- _Task brief_: What number of lines hold the word "Estimation"? State that number and nothing besides.
-- Start Supplied data --
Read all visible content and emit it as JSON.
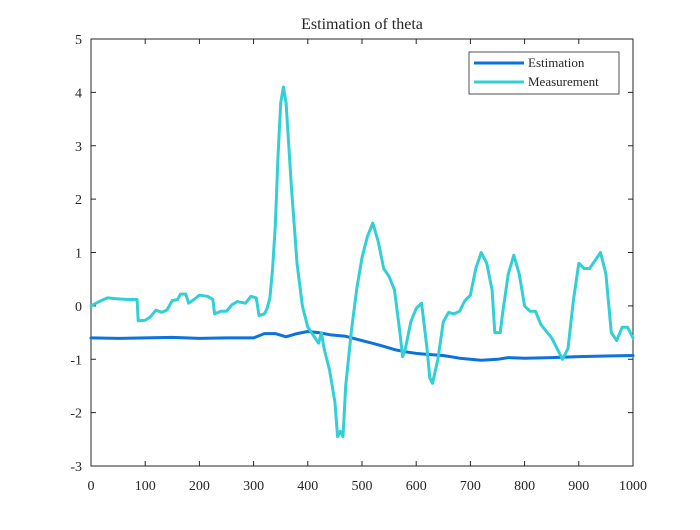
{
  "chart_data": {
    "type": "line",
    "title": "Estimation of theta",
    "xlabel": "",
    "ylabel": "",
    "xlim": [
      0,
      1000
    ],
    "ylim": [
      -3,
      5
    ],
    "xticks": [
      0,
      100,
      200,
      300,
      400,
      500,
      600,
      700,
      800,
      900,
      1000
    ],
    "yticks": [
      -3,
      -2,
      -1,
      0,
      1,
      2,
      3,
      4,
      5
    ],
    "grid": false,
    "legend_position": "top-right",
    "series": [
      {
        "name": "Estimation",
        "color": "#0c72de",
        "points": [
          [
            0,
            -0.6
          ],
          [
            50,
            -0.61
          ],
          [
            100,
            -0.6
          ],
          [
            150,
            -0.59
          ],
          [
            200,
            -0.61
          ],
          [
            250,
            -0.6
          ],
          [
            300,
            -0.6
          ],
          [
            320,
            -0.52
          ],
          [
            340,
            -0.52
          ],
          [
            360,
            -0.58
          ],
          [
            380,
            -0.52
          ],
          [
            400,
            -0.48
          ],
          [
            420,
            -0.5
          ],
          [
            440,
            -0.54
          ],
          [
            470,
            -0.57
          ],
          [
            500,
            -0.65
          ],
          [
            530,
            -0.73
          ],
          [
            560,
            -0.82
          ],
          [
            580,
            -0.86
          ],
          [
            600,
            -0.89
          ],
          [
            620,
            -0.91
          ],
          [
            650,
            -0.93
          ],
          [
            680,
            -0.98
          ],
          [
            700,
            -1.0
          ],
          [
            720,
            -1.02
          ],
          [
            750,
            -1.0
          ],
          [
            770,
            -0.97
          ],
          [
            800,
            -0.98
          ],
          [
            850,
            -0.97
          ],
          [
            900,
            -0.95
          ],
          [
            950,
            -0.94
          ],
          [
            1000,
            -0.93
          ]
        ]
      },
      {
        "name": "Measurement",
        "color": "#32cfd4",
        "points": [
          [
            0,
            0.0
          ],
          [
            15,
            0.08
          ],
          [
            30,
            0.15
          ],
          [
            50,
            0.13
          ],
          [
            70,
            0.12
          ],
          [
            85,
            0.12
          ],
          [
            87,
            -0.28
          ],
          [
            100,
            -0.27
          ],
          [
            110,
            -0.2
          ],
          [
            120,
            -0.08
          ],
          [
            130,
            -0.12
          ],
          [
            140,
            -0.08
          ],
          [
            150,
            0.1
          ],
          [
            160,
            0.12
          ],
          [
            165,
            0.22
          ],
          [
            175,
            0.22
          ],
          [
            180,
            0.05
          ],
          [
            190,
            0.12
          ],
          [
            200,
            0.2
          ],
          [
            215,
            0.18
          ],
          [
            225,
            0.12
          ],
          [
            228,
            -0.15
          ],
          [
            240,
            -0.1
          ],
          [
            250,
            -0.1
          ],
          [
            260,
            0.02
          ],
          [
            270,
            0.08
          ],
          [
            285,
            0.05
          ],
          [
            295,
            0.18
          ],
          [
            305,
            0.15
          ],
          [
            310,
            -0.18
          ],
          [
            320,
            -0.15
          ],
          [
            325,
            -0.05
          ],
          [
            330,
            0.15
          ],
          [
            335,
            0.7
          ],
          [
            340,
            1.5
          ],
          [
            345,
            2.8
          ],
          [
            350,
            3.8
          ],
          [
            355,
            4.1
          ],
          [
            360,
            3.8
          ],
          [
            365,
            3.0
          ],
          [
            370,
            2.2
          ],
          [
            375,
            1.5
          ],
          [
            380,
            0.8
          ],
          [
            390,
            0.0
          ],
          [
            400,
            -0.4
          ],
          [
            410,
            -0.55
          ],
          [
            420,
            -0.7
          ],
          [
            425,
            -0.5
          ],
          [
            430,
            -0.8
          ],
          [
            440,
            -1.2
          ],
          [
            450,
            -1.8
          ],
          [
            455,
            -2.45
          ],
          [
            460,
            -2.35
          ],
          [
            465,
            -2.45
          ],
          [
            470,
            -1.5
          ],
          [
            480,
            -0.5
          ],
          [
            490,
            0.3
          ],
          [
            500,
            0.9
          ],
          [
            510,
            1.3
          ],
          [
            520,
            1.55
          ],
          [
            530,
            1.2
          ],
          [
            540,
            0.7
          ],
          [
            550,
            0.55
          ],
          [
            560,
            0.3
          ],
          [
            570,
            -0.5
          ],
          [
            575,
            -0.95
          ],
          [
            580,
            -0.8
          ],
          [
            590,
            -0.3
          ],
          [
            600,
            -0.05
          ],
          [
            610,
            0.05
          ],
          [
            620,
            -0.8
          ],
          [
            625,
            -1.35
          ],
          [
            630,
            -1.45
          ],
          [
            640,
            -1.0
          ],
          [
            650,
            -0.3
          ],
          [
            660,
            -0.12
          ],
          [
            670,
            -0.15
          ],
          [
            680,
            -0.1
          ],
          [
            690,
            0.1
          ],
          [
            700,
            0.2
          ],
          [
            710,
            0.7
          ],
          [
            720,
            1.0
          ],
          [
            730,
            0.8
          ],
          [
            740,
            0.3
          ],
          [
            745,
            -0.5
          ],
          [
            755,
            -0.5
          ],
          [
            760,
            -0.1
          ],
          [
            770,
            0.6
          ],
          [
            780,
            0.95
          ],
          [
            790,
            0.6
          ],
          [
            800,
            0.0
          ],
          [
            810,
            -0.1
          ],
          [
            820,
            -0.1
          ],
          [
            830,
            -0.35
          ],
          [
            850,
            -0.6
          ],
          [
            860,
            -0.8
          ],
          [
            870,
            -1.0
          ],
          [
            880,
            -0.8
          ],
          [
            890,
            0.1
          ],
          [
            900,
            0.8
          ],
          [
            910,
            0.7
          ],
          [
            920,
            0.7
          ],
          [
            930,
            0.85
          ],
          [
            940,
            1.0
          ],
          [
            950,
            0.6
          ],
          [
            960,
            -0.5
          ],
          [
            970,
            -0.65
          ],
          [
            980,
            -0.4
          ],
          [
            990,
            -0.4
          ],
          [
            1000,
            -0.6
          ]
        ]
      }
    ]
  }
}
-- End Supplied data --
- _Solution for this exercise_: 2